RAW DATA

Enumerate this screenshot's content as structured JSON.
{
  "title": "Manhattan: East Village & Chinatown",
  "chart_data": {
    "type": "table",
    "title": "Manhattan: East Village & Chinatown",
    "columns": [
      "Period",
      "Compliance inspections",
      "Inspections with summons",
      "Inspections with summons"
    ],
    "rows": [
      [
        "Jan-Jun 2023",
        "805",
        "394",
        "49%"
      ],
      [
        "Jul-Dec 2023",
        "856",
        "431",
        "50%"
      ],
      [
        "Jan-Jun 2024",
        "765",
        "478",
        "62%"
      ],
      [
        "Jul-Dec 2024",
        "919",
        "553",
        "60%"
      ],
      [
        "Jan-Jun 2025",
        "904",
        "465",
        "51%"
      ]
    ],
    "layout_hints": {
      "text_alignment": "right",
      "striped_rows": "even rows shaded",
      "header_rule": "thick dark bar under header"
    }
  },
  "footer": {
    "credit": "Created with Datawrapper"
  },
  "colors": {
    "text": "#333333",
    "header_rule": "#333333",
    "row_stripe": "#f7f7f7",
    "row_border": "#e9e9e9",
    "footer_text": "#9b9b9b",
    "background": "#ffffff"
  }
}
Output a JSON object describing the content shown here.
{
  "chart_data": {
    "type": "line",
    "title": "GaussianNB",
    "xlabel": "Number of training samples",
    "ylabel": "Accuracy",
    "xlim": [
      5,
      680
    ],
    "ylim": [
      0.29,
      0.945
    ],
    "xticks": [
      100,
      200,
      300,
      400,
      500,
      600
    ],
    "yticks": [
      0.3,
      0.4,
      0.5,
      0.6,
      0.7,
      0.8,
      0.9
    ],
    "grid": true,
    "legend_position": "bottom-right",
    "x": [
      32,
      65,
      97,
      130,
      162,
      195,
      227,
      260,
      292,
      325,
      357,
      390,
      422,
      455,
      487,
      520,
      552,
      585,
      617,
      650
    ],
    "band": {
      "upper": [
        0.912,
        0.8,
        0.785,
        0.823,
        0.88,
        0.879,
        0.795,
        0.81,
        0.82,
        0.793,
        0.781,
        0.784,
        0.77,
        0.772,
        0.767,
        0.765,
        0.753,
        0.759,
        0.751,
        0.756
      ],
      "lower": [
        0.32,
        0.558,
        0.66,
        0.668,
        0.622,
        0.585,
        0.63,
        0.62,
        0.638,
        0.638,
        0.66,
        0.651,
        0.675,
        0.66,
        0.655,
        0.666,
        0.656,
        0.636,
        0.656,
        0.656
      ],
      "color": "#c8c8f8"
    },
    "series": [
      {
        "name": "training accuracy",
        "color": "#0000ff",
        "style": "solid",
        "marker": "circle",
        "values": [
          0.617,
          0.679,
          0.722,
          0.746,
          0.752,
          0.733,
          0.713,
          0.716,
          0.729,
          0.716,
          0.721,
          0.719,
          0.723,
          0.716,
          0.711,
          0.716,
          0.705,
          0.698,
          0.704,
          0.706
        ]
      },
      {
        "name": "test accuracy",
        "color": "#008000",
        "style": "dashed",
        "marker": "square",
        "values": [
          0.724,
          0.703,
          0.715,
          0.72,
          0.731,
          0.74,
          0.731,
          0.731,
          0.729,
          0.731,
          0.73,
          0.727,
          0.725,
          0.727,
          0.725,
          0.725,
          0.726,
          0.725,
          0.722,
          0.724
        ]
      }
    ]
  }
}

GIVEN INSTRUCTION
Your task is to print the whole listing again exactly.

CORRECT RESULT
Enumerate this screenshot's content as structured JSON.
{
  "title": "Manhattan: East Village & Chinatown",
  "chart_data": {
    "type": "table",
    "title": "Manhattan: East Village & Chinatown",
    "columns": [
      "Period",
      "Compliance inspections",
      "Inspections with summons",
      "Inspections with summons"
    ],
    "rows": [
      [
        "Jan-Jun 2023",
        "805",
        "394",
        "49%"
      ],
      [
        "Jul-Dec 2023",
        "856",
        "431",
        "50%"
      ],
      [
        "Jan-Jun 2024",
        "765",
        "478",
        "62%"
      ],
      [
        "Jul-Dec 2024",
        "919",
        "553",
        "60%"
      ],
      [
        "Jan-Jun 2025",
        "904",
        "465",
        "51%"
      ]
    ],
    "layout_hints": {
      "text_alignment": "right",
      "striped_rows": "even rows shaded",
      "header_rule": "thick dark bar under header"
    }
  },
  "footer": {
    "credit": "Created with Datawrapper"
  },
  "colors": {
    "text": "#333333",
    "header_rule": "#333333",
    "row_stripe": "#f7f7f7",
    "row_border": "#e9e9e9",
    "footer_text": "#9b9b9b",
    "background": "#ffffff"
  }
}
Output a JSON object describing the content shown here.
{
  "chart_data": {
    "type": "line",
    "title": "GaussianNB",
    "xlabel": "Number of training samples",
    "ylabel": "Accuracy",
    "xlim": [
      5,
      680
    ],
    "ylim": [
      0.29,
      0.945
    ],
    "xticks": [
      100,
      200,
      300,
      400,
      500,
      600
    ],
    "yticks": [
      0.3,
      0.4,
      0.5,
      0.6,
      0.7,
      0.8,
      0.9
    ],
    "grid": true,
    "legend_position": "bottom-right",
    "x": [
      32,
      65,
      97,
      130,
      162,
      195,
      227,
      260,
      292,
      325,
      357,
      390,
      422,
      455,
      487,
      520,
      552,
      585,
      617,
      650
    ],
    "band": {
      "upper": [
        0.912,
        0.8,
        0.785,
        0.823,
        0.88,
        0.879,
        0.795,
        0.81,
        0.82,
        0.793,
        0.781,
        0.784,
        0.77,
        0.772,
        0.767,
        0.765,
        0.753,
        0.759,
        0.751,
        0.756
      ],
      "lower": [
        0.32,
        0.558,
        0.66,
        0.668,
        0.622,
        0.585,
        0.63,
        0.62,
        0.638,
        0.638,
        0.66,
        0.651,
        0.675,
        0.66,
        0.655,
        0.666,
        0.656,
        0.636,
        0.656,
        0.656
      ],
      "color": "#c8c8f8"
    },
    "series": [
      {
        "name": "training accuracy",
        "color": "#0000ff",
        "style": "solid",
        "marker": "circle",
        "values": [
          0.617,
          0.679,
          0.722,
          0.746,
          0.752,
          0.733,
          0.713,
          0.716,
          0.729,
          0.716,
          0.721,
          0.719,
          0.723,
          0.716,
          0.711,
          0.716,
          0.705,
          0.698,
          0.704,
          0.706
        ]
      },
      {
        "name": "test accuracy",
        "color": "#008000",
        "style": "dashed",
        "marker": "square",
        "values": [
          0.724,
          0.703,
          0.715,
          0.72,
          0.731,
          0.74,
          0.731,
          0.731,
          0.729,
          0.731,
          0.73,
          0.727,
          0.725,
          0.727,
          0.725,
          0.725,
          0.726,
          0.725,
          0.722,
          0.724
        ]
      }
    ]
  }
}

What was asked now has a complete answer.